#### Work required
Below is some material; set it all down exactly, apart from the pictures.

#### Supplied records
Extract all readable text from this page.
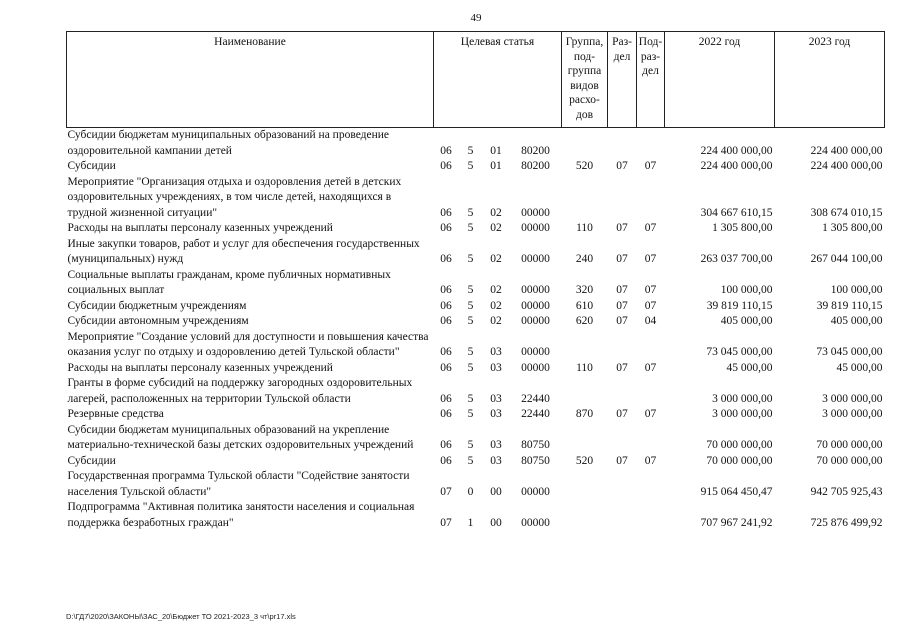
49
Наименование	Целевая статья				Группа, под-группа видов расхо-дов	Раз-дел	Под-раз-дел	2022 год	2023 год
Субсидии бюджетам муниципальных образований на проведение оздоровительной кампании детей	06	5	01	80200				224 400 000,00	224 400 000,00
Субсидии	06	5	01	80200	520	07	07	224 400 000,00	224 400 000,00
Мероприятие "Организация отдыха и оздоровления детей в детских оздоровительных учреждениях, в том числе детей, находящихся в трудной жизненной ситуации"	06	5	02	00000				304 667 610,15	308 674 010,15
Расходы на выплаты персоналу казенных учреждений	06	5	02	00000	110	07	07	1 305 800,00	1 305 800,00
Иные закупки товаров, работ и услуг для обеспечения государственных (муниципальных) нужд	06	5	02	00000	240	07	07	263 037 700,00	267 044 100,00
Социальные выплаты гражданам, кроме публичных нормативных социальных выплат	06	5	02	00000	320	07	07	100 000,00	100 000,00
Субсидии бюджетным учреждениям	06	5	02	00000	610	07	07	39 819 110,15	39 819 110,15
Субсидии автономным учреждениям	06	5	02	00000	620	07	04	405 000,00	405 000,00
Мероприятие "Создание условий для доступности и повышения качества оказания услуг по отдыху и оздоровлению детей Тульской области"	06	5	03	00000				73 045 000,00	73 045 000,00
Расходы на выплаты персоналу казенных учреждений	06	5	03	00000	110	07	07	45 000,00	45 000,00
Гранты в форме субсидий на поддержку загородных оздоровительных лагерей, расположенных на территории Тульской области	06	5	03	22440				3 000 000,00	3 000 000,00
Резервные средства	06	5	03	22440	870	07	07	3 000 000,00	3 000 000,00
Субсидии бюджетам муниципальных образований на укрепление материально-технической базы детских оздоровительных учреждений	06	5	03	80750				70 000 000,00	70 000 000,00
Субсидии	06	5	03	80750	520	07	07	70 000 000,00	70 000 000,00
Государственная программа Тульской области "Содействие занятости населения Тульской области"	07	0	00	00000				915 064 450,47	942 705 925,43
Подпрограмма "Активная политика занятости населения и социальная поддержка безработных граждан"	07	1	00	00000				707 967 241,92	725 876 499,92
D:\ГД7\2020\ЗАКОНЫ\ЗАС_20\Бюджет ТО 2021-2023_3 чт\pr17.xls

#### Written reply
Extract all readable text from this page.
49
Наименование	Целевая статья				Группа, под-группа видов расхо-дов	Раз-дел	Под-раз-дел	2022 год	2023 год
Субсидии бюджетам муниципальных образований на проведение оздоровительной кампании детей	06	5	01	80200				224 400 000,00	224 400 000,00
Субсидии	06	5	01	80200	520	07	07	224 400 000,00	224 400 000,00
Мероприятие "Организация отдыха и оздоровления детей в детских оздоровительных учреждениях, в том числе детей, находящихся в трудной жизненной ситуации"	06	5	02	00000				304 667 610,15	308 674 010,15
Расходы на выплаты персоналу казенных учреждений	06	5	02	00000	110	07	07	1 305 800,00	1 305 800,00
Иные закупки товаров, работ и услуг для обеспечения государственных (муниципальных) нужд	06	5	02	00000	240	07	07	263 037 700,00	267 044 100,00
Социальные выплаты гражданам, кроме публичных нормативных социальных выплат	06	5	02	00000	320	07	07	100 000,00	100 000,00
Субсидии бюджетным учреждениям	06	5	02	00000	610	07	07	39 819 110,15	39 819 110,15
Субсидии автономным учреждениям	06	5	02	00000	620	07	04	405 000,00	405 000,00
Мероприятие "Создание условий для доступности и повышения качества оказания услуг по отдыху и оздоровлению детей Тульской области"	06	5	03	00000				73 045 000,00	73 045 000,00
Расходы на выплаты персоналу казенных учреждений	06	5	03	00000	110	07	07	45 000,00	45 000,00
Гранты в форме субсидий на поддержку загородных оздоровительных лагерей, расположенных на территории Тульской области	06	5	03	22440				3 000 000,00	3 000 000,00
Резервные средства	06	5	03	22440	870	07	07	3 000 000,00	3 000 000,00
Субсидии бюджетам муниципальных образований на укрепление материально-технической базы детских оздоровительных учреждений	06	5	03	80750				70 000 000,00	70 000 000,00
Субсидии	06	5	03	80750	520	07	07	70 000 000,00	70 000 000,00
Государственная программа Тульской области "Содействие занятости населения Тульской области"	07	0	00	00000				915 064 450,47	942 705 925,43
Подпрограмма "Активная политика занятости населения и социальная поддержка безработных граждан"	07	1	00	00000				707 967 241,92	725 876 499,92
D:\ГД7\2020\ЗАКОНЫ\ЗАС_20\Бюджет ТО 2021-2023_3 чт\pr17.xls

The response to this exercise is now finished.